Perilous proximities: Challenges of closeness
– Panel 25, call for papers for ASA 2015
This panel explores how intimate, mutual, and symbiotic relations can
turn perilous. It considers the ways people deal with the forces of
incorporation, the predatory nature of intimacy, and the enclosures of
closeness that people face by living in proximity with others.
Panel chairs: James Williams and Charlotte Bruckermann
We welcome abstract submissions by midnight on December 1st at the
following address:
http://www.nomadit.co.uk/asa/asa2015/panels.php5?PanelID=3376
The ASA 2015 conference will take place on the 13th-16th April 2015 at
the University of Exeter.
Panel description:
This panel explores how people manage their relational entanglements
with others. We propose an engagement with spaces and situations of
human togetherness where people struggle to maintain their lives as part
of and apart from each other. How do people succeed and fail in
distancing, detaching, and separating themselves from those around them?
How can we think about closeness - spatially, ethically, or emotionally
- as hazardous, exhausting, risk-laden, or lethal? We aim to compare how
people avert or negotiate the forces of incorporation, the predatory
nature of intimacy, and the enclosures of closeness that sustain but
also may engulf and endanger life, thus how intimate, mutual, and
symbiotic relations can turn perilous.
______
◆ **WHAT YOU NEED TO DO**:
1. Answer these questions about the call for papers on perilous proximities:
(a) Who are the panel chairs?
(b) At which university will the ASA 2015 conference be held?
(c) By what deadline are abstract submissions welcome?
2. Continue the call for papers on perilous proximities from where it stops.
______
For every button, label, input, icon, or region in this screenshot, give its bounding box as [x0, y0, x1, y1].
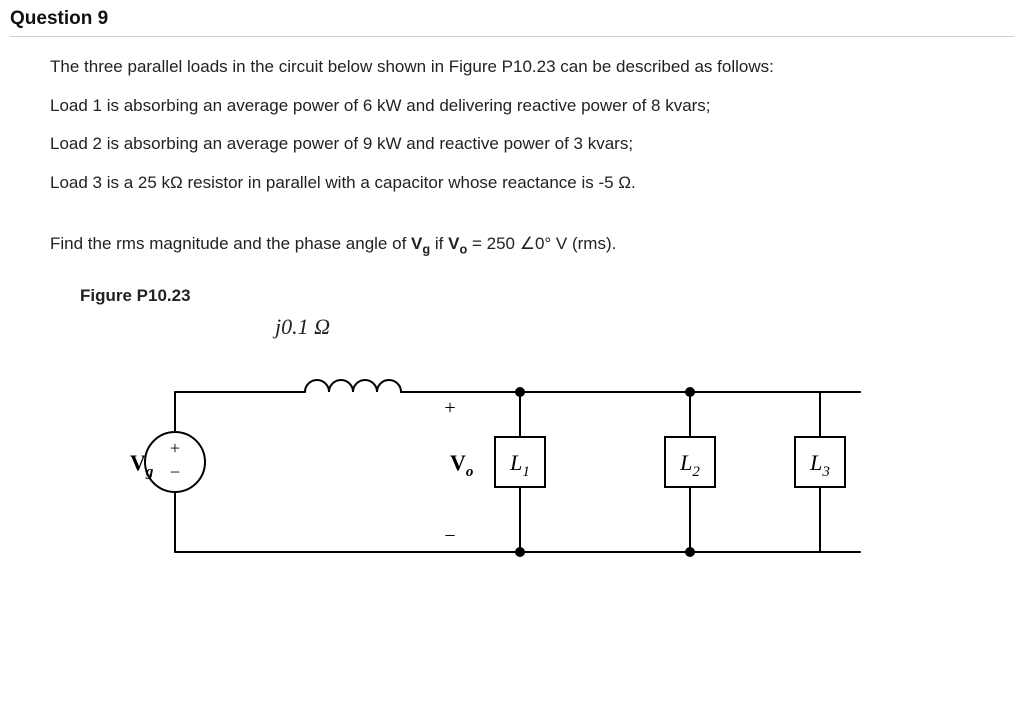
- source-minus: −: [170, 462, 180, 482]
- vo-minus: −: [444, 525, 455, 547]
- vg-symbol: Vg: [411, 234, 430, 253]
- vo-symbol: Vo: [448, 234, 467, 253]
- paragraph-4: Load 3 is a 25 kΩ resistor in parallel w…: [50, 171, 994, 196]
- question-header: Question 9: [10, 0, 1014, 37]
- paragraph-find: Find the rms magnitude and the phase ang…: [50, 232, 994, 259]
- inductor-icon: [305, 380, 401, 392]
- impedance-label: j0.1 Ω: [275, 314, 994, 340]
- paragraph-3: Load 2 is absorbing an average power of …: [50, 132, 994, 157]
- source-plus: +: [170, 438, 180, 458]
- paragraph-1: The three parallel loads in the circuit …: [50, 55, 994, 80]
- circuit-diagram: + − Vg + − Vo L1: [100, 342, 994, 582]
- vg-label: Vg: [130, 450, 154, 480]
- paragraph-2: Load 1 is absorbing an average power of …: [50, 94, 994, 119]
- find-mid: if: [430, 234, 448, 253]
- vo-plus: +: [444, 397, 455, 419]
- figure-label: Figure P10.23: [80, 286, 994, 306]
- find-prefix: Find the rms magnitude and the phase ang…: [50, 234, 411, 253]
- find-suffix: = 250 ∠0° V (rms).: [467, 234, 616, 253]
- vo-label: Vo: [450, 450, 473, 480]
- question-body: The three parallel loads in the circuit …: [10, 55, 1014, 582]
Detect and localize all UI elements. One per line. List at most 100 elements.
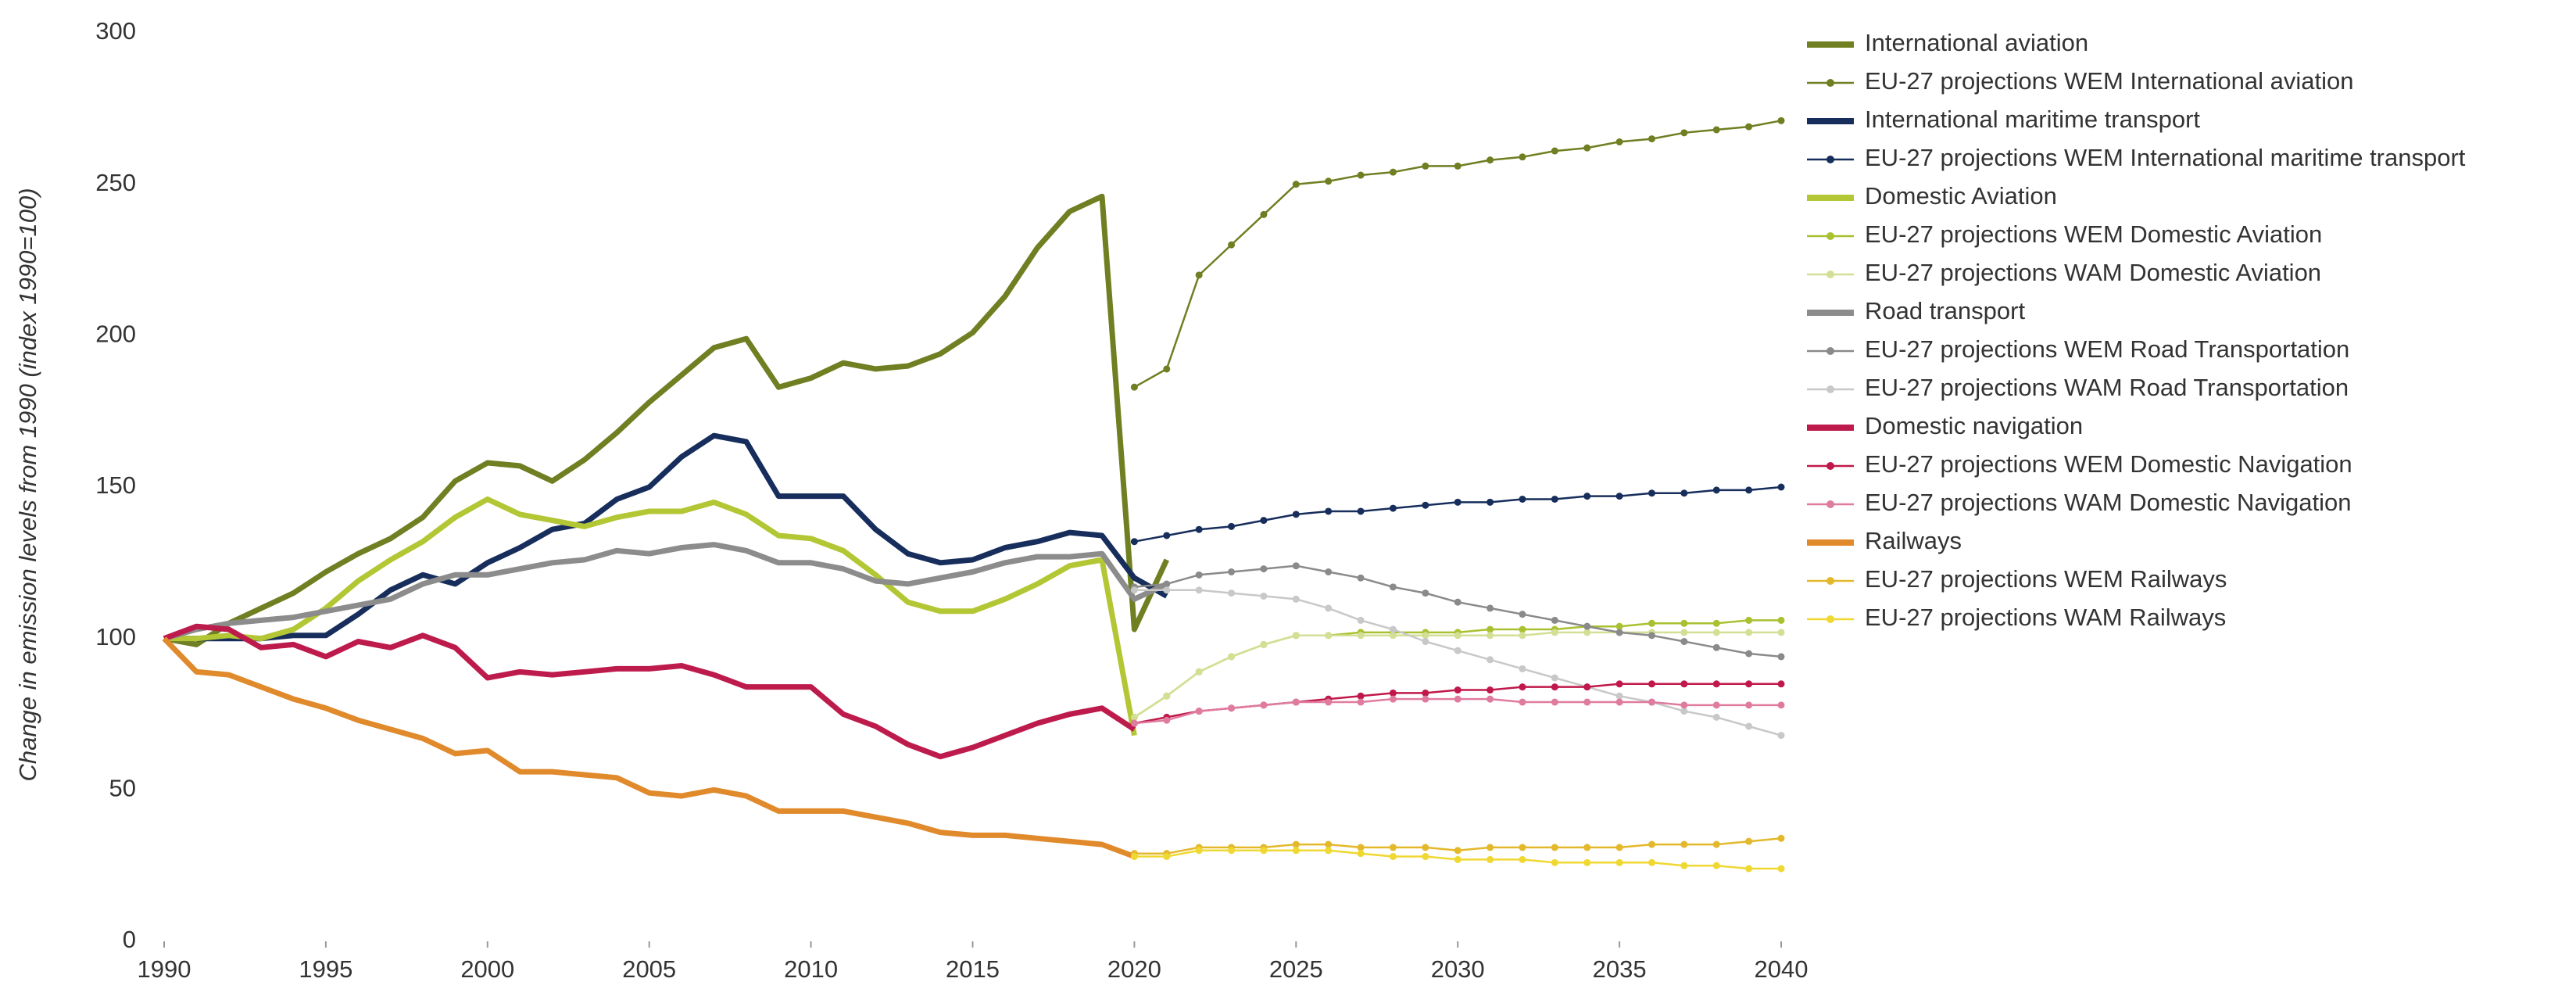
- point-marker: [1583, 144, 1591, 152]
- legend-label: EU-27 projections WEM Domestic Aviation: [1865, 220, 2322, 248]
- point-marker: [1487, 632, 1494, 640]
- series-line: [163, 542, 1168, 642]
- point-marker: [1325, 177, 1333, 185]
- point-marker: [1487, 695, 1494, 703]
- point-marker: [1583, 493, 1591, 500]
- point-marker: [1260, 210, 1268, 218]
- point-marker: [1389, 689, 1397, 697]
- legend-label: Railways: [1865, 527, 1962, 554]
- point-marker: [1422, 689, 1429, 697]
- point-marker: [1422, 853, 1429, 861]
- point-marker: [1454, 162, 1462, 170]
- y-tick-label: 250: [95, 169, 136, 196]
- point-marker: [1260, 517, 1268, 525]
- x-tick-label: 2025: [1269, 955, 1323, 983]
- legend-label: EU-27 projections WEM International avia…: [1865, 67, 2353, 95]
- point-marker: [1615, 680, 1623, 688]
- point-marker: [1583, 844, 1591, 851]
- point-marker: [1680, 129, 1688, 137]
- point-marker: [1680, 840, 1688, 848]
- point-marker: [1777, 116, 1785, 124]
- point-marker: [1454, 632, 1462, 640]
- point-marker: [1422, 695, 1429, 703]
- point-marker: [1487, 498, 1494, 506]
- point-marker: [1357, 850, 1365, 858]
- x-tick-label: 2040: [1755, 955, 1809, 983]
- point-marker: [1163, 716, 1171, 724]
- point-marker: [1583, 698, 1591, 706]
- x-tick-label: 2000: [460, 955, 514, 983]
- point-marker: [1777, 680, 1785, 688]
- legend-marker: [1826, 271, 1834, 278]
- point-marker: [1551, 683, 1558, 691]
- point-marker: [1422, 501, 1429, 509]
- point-marker: [1712, 680, 1720, 688]
- point-marker: [1777, 629, 1785, 636]
- point-marker: [1422, 590, 1429, 597]
- point-marker: [1422, 638, 1429, 646]
- point-marker: [1551, 616, 1558, 624]
- point-marker: [1228, 653, 1236, 661]
- point-marker: [1615, 698, 1623, 706]
- point-marker: [1357, 692, 1365, 700]
- point-marker: [1195, 708, 1203, 715]
- point-marker: [1712, 126, 1720, 134]
- legend-label: EU-27 projections WAM Domestic Navigatio…: [1865, 489, 2352, 516]
- legend-label: EU-27 projections WAM Domestic Aviation: [1865, 259, 2321, 286]
- point-marker: [1777, 834, 1785, 842]
- point-marker: [1228, 704, 1236, 712]
- point-marker: [1357, 616, 1365, 624]
- y-tick-label: 200: [95, 321, 136, 348]
- legend-label: Road transport: [1865, 297, 2025, 324]
- point-marker: [1519, 855, 1526, 863]
- point-marker: [1454, 598, 1462, 606]
- point-marker: [1228, 241, 1236, 249]
- point-marker: [1422, 162, 1429, 170]
- point-marker: [1680, 862, 1688, 869]
- point-marker: [1745, 701, 1753, 709]
- x-tick-label: 2005: [622, 955, 676, 983]
- point-marker: [1422, 844, 1429, 851]
- x-tick-label: 1995: [299, 955, 352, 983]
- point-marker: [1712, 840, 1720, 848]
- point-marker: [1325, 568, 1333, 575]
- point-marker: [1357, 574, 1365, 582]
- point-marker: [1325, 507, 1333, 515]
- legend-marker: [1826, 577, 1834, 585]
- point-marker: [1487, 844, 1494, 851]
- point-marker: [1551, 629, 1558, 636]
- point-marker: [1777, 616, 1785, 624]
- point-marker: [1551, 674, 1558, 682]
- point-marker: [1712, 619, 1720, 627]
- point-marker: [1389, 504, 1397, 512]
- x-tick-label: 2010: [784, 955, 838, 983]
- point-marker: [1130, 383, 1138, 391]
- point-marker: [1551, 858, 1558, 866]
- point-marker: [1228, 522, 1236, 530]
- point-marker: [1357, 844, 1365, 851]
- point-marker: [1745, 722, 1753, 730]
- legend-marker: [1826, 79, 1834, 87]
- point-marker: [1519, 611, 1526, 618]
- point-marker: [1551, 844, 1558, 851]
- point-marker: [1454, 686, 1462, 694]
- point-marker: [1487, 604, 1494, 612]
- point-marker: [1163, 586, 1171, 594]
- point-marker: [1519, 698, 1526, 706]
- legend-marker: [1826, 462, 1834, 470]
- point-marker: [1648, 632, 1655, 640]
- point-marker: [1648, 698, 1655, 706]
- x-tick-label: 2030: [1431, 955, 1485, 983]
- legend-label: International maritime transport: [1865, 106, 2200, 133]
- point-marker: [1163, 692, 1171, 700]
- point-marker: [1583, 858, 1591, 866]
- legend-label: EU-27 projections WEM Domestic Navigatio…: [1865, 450, 2352, 478]
- point-marker: [1163, 853, 1171, 861]
- point-marker: [1163, 580, 1171, 588]
- point-marker: [1648, 619, 1655, 627]
- point-marker: [1228, 568, 1236, 575]
- point-marker: [1777, 865, 1785, 873]
- x-tick-label: 2015: [946, 955, 1000, 983]
- point-marker: [1615, 844, 1623, 851]
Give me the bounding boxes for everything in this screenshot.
______
◆ **TASK-BY-TASK ANSWERS**:
1.
(a) James Williams and Charlotte Bruckermann
(b) The University of Exeter
(c) By midnight on December 1st

2.
We solicit co-panellists whose work explores the tensions and labours
entailed in how people negotiate their closest relationships. We welcome
ethnographically-grounded papers that embrace the challenges people face
by living with, through, and as part of others. In the mundaneness of
the everyday, or in circumstances of precariousness or dependency, how
and when can symbiotic and intimate relations threaten life? How do
perilous proximities heighten and dissipate within the life course? How
can people extricate themselves from dense and dangerous entanglements?
What are the ethical, emotional, or economic consequences of cutting
off, shutting out, and repelling others? How do people manage the
possibilities and slippages between affection and animosity that emerge
from human closeness?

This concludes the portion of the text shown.